What Are ELSS Mutual Funds And Its Features?

Investors are always looking for a chance to make investments in the right type of investment plan that will help them gain great returns, grow their wealth and also save tax. There are an umpteen number of plans and policies available in the market for the investors to choose from. Returns on most of these plans/schemes are taxed according to the Income tax rules. When it comes to saving tax, ELSS funds are the best place to invest. Equity Linked Savings Scheme is the best tax saving investment that offers tax redemption.

What are ELSS funds?

Equity Linked Savings Schemes are tax-saving equity mutual funds. This fund falls under the diversified equity category. In this scheme, at least 80% of the assets are invested in equity and related instruments while the rest is invested in debt funds as well. This scheme provides dual benefits to the investors.

### [Required task 1]
Please copy the stretch of the ELSS text from "Investors are always" through "offers tax redemption.", switching "umpteen" to "countless".
### [Required task 2]
In the ELSS text, what minimum share of the scheme's assets is invested in equity and related instruments?

(Dataset rows)
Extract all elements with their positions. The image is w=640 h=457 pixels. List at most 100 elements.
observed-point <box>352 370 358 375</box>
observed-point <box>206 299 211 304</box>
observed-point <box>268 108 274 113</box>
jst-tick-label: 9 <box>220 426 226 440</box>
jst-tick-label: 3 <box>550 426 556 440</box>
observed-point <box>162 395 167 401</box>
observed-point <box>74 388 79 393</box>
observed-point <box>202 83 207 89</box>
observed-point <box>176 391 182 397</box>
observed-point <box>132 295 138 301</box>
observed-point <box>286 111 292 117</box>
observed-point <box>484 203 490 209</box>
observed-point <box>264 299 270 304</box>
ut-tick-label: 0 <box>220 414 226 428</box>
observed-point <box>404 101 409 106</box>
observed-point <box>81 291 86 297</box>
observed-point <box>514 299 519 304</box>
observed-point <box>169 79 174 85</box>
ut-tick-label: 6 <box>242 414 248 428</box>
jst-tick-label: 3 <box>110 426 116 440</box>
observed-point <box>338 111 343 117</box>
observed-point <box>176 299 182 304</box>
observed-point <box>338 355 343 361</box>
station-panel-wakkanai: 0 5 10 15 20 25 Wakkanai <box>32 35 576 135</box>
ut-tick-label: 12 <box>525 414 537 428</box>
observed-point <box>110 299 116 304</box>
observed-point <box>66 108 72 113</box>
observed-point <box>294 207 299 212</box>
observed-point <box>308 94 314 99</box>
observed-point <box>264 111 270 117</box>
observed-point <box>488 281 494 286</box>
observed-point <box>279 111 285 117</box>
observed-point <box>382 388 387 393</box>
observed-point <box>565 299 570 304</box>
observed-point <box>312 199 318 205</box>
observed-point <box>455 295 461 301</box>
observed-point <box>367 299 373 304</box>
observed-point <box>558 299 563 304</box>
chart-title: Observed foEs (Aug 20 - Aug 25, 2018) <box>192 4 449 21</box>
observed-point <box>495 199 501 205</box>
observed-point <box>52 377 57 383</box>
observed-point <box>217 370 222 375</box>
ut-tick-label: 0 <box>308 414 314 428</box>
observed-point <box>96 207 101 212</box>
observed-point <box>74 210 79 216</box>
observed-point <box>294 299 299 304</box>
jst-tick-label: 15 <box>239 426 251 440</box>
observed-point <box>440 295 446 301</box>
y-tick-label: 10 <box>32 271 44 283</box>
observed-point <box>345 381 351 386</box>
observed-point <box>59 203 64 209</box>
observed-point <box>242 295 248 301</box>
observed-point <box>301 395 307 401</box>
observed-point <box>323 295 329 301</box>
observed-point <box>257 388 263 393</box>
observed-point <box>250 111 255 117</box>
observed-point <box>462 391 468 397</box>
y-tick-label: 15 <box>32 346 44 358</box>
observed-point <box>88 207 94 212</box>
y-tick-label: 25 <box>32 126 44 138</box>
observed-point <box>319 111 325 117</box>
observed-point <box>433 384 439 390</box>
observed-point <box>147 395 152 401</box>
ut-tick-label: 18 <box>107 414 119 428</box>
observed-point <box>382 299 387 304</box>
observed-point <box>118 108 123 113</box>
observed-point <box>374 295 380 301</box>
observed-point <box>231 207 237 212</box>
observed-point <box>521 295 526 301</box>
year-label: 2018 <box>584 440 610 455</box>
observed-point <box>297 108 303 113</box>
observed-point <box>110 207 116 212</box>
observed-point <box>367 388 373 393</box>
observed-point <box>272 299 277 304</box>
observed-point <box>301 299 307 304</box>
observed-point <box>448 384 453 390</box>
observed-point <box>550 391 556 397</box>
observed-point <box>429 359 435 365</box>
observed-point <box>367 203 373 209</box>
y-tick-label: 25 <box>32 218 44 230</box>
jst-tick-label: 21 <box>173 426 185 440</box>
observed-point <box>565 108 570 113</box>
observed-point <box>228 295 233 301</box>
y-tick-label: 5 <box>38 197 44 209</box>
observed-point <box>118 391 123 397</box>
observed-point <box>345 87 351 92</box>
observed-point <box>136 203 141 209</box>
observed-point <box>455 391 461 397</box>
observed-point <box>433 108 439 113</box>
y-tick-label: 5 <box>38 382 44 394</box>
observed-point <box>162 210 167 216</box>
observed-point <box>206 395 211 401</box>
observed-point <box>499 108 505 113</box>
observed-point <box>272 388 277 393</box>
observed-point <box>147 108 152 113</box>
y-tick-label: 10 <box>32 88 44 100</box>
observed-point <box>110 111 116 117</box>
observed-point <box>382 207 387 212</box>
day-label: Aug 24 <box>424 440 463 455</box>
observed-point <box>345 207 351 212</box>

### [Response 1]
Investors are always looking for a chance to make investments in the right type of investment plan that will help them gain great returns, grow their wealth and also save tax. There are an countless number of plans and policies available in the market for the investors to choose from. Returns on most of these plans/schemes are taxed according to the Income tax rules. When it comes to saving tax, ELSS funds are the best place to invest. Equity Linked Savings Scheme is the best tax saving investment that offers tax redemption.

### [Response 2]
At least 80%